• **Exercise task**
Among the lines below, list those containing the string "عباس".

■ ■ ■

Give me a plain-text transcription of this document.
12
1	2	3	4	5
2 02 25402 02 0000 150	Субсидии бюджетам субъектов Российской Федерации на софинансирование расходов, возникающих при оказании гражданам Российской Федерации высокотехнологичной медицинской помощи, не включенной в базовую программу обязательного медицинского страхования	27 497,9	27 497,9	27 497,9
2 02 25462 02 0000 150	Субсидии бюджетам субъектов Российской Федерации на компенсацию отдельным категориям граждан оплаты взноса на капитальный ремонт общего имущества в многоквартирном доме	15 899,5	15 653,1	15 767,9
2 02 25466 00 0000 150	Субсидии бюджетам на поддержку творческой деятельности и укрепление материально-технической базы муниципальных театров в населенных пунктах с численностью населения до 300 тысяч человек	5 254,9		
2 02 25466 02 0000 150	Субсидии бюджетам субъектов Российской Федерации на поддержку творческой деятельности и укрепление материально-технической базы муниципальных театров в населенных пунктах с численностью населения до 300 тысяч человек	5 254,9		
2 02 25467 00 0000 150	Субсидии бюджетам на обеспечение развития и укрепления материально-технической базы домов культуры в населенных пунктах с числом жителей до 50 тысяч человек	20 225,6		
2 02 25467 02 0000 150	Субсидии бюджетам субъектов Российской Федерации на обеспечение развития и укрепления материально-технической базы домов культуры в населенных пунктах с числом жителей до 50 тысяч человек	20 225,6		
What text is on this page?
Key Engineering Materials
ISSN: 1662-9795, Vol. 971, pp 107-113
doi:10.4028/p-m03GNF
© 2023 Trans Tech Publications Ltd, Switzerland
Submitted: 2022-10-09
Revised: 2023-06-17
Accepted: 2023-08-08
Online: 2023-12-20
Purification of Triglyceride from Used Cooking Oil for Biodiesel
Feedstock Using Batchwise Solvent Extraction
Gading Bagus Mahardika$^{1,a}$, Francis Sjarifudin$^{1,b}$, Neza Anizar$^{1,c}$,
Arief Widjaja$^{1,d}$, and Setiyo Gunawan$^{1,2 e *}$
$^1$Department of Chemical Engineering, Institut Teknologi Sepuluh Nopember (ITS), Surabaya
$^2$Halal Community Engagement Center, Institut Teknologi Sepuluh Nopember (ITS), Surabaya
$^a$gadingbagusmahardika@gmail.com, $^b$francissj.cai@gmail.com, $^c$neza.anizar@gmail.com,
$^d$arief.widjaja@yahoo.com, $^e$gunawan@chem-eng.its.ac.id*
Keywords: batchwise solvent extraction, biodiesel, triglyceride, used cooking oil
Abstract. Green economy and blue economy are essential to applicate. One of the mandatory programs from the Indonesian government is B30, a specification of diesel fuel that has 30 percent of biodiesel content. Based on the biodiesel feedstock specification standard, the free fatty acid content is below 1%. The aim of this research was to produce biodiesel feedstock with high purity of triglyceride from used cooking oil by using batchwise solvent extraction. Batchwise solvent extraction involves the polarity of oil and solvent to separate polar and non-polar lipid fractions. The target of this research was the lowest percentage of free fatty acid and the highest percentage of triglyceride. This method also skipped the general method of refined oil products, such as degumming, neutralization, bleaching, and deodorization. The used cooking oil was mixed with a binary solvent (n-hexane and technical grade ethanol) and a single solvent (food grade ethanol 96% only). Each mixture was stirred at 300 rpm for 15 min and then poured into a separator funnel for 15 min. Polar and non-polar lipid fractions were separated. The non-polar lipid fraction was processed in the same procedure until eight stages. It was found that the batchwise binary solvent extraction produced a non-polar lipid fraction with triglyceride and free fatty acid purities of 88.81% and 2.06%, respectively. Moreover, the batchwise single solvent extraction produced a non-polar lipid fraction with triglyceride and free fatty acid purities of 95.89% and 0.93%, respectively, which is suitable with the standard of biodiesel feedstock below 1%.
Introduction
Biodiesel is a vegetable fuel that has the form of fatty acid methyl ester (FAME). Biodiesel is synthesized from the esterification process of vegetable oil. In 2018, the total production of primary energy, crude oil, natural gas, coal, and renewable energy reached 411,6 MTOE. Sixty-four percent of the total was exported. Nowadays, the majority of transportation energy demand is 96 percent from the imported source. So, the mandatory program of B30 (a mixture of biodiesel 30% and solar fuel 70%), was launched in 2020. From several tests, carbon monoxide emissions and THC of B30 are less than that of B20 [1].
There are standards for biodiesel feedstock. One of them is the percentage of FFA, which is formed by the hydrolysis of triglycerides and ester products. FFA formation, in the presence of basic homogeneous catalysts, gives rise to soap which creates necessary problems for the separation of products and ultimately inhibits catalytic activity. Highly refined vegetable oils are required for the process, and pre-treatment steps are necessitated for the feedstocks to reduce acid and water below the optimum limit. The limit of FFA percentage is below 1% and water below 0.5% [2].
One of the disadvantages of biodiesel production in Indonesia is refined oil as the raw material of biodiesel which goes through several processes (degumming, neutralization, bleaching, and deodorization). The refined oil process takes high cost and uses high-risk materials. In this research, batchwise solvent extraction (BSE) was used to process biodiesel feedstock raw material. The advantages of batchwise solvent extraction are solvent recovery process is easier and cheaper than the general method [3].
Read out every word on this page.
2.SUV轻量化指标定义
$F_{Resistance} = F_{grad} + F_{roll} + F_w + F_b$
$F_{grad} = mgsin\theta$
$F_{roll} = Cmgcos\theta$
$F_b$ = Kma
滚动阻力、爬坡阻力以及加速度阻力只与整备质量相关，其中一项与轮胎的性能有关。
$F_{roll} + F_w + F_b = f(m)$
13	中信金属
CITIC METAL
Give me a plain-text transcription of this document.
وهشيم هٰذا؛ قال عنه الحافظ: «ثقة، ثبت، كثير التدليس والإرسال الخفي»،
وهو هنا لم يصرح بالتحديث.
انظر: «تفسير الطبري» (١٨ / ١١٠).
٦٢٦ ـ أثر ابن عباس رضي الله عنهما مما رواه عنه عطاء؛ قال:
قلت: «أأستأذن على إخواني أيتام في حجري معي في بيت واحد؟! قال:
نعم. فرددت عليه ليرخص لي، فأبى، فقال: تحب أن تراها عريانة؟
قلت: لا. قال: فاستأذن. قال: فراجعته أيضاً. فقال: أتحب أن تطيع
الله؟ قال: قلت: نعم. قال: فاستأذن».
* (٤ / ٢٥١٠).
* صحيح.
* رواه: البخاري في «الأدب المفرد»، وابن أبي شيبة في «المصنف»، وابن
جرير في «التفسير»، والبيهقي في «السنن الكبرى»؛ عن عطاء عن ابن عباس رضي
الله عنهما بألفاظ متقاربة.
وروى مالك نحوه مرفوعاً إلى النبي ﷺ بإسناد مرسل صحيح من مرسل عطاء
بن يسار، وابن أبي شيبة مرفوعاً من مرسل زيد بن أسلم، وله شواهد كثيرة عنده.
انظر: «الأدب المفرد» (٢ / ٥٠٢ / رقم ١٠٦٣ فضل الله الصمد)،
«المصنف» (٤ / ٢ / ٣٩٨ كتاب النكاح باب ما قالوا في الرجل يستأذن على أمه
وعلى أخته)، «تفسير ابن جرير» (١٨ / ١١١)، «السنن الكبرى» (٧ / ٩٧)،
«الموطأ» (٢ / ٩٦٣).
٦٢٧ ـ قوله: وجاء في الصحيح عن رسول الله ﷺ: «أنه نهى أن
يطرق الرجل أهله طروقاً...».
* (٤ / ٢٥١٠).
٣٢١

■ ■ ■

• **Reply to the task**
٦٢٦ ـ أثر ابن عباس رضي الله عنهما مما رواه عنه عطاء؛ قال:
جرير في «التفسير»، والبيهقي في «السنن الكبرى»؛ عن عطاء عن ابن عباس رضي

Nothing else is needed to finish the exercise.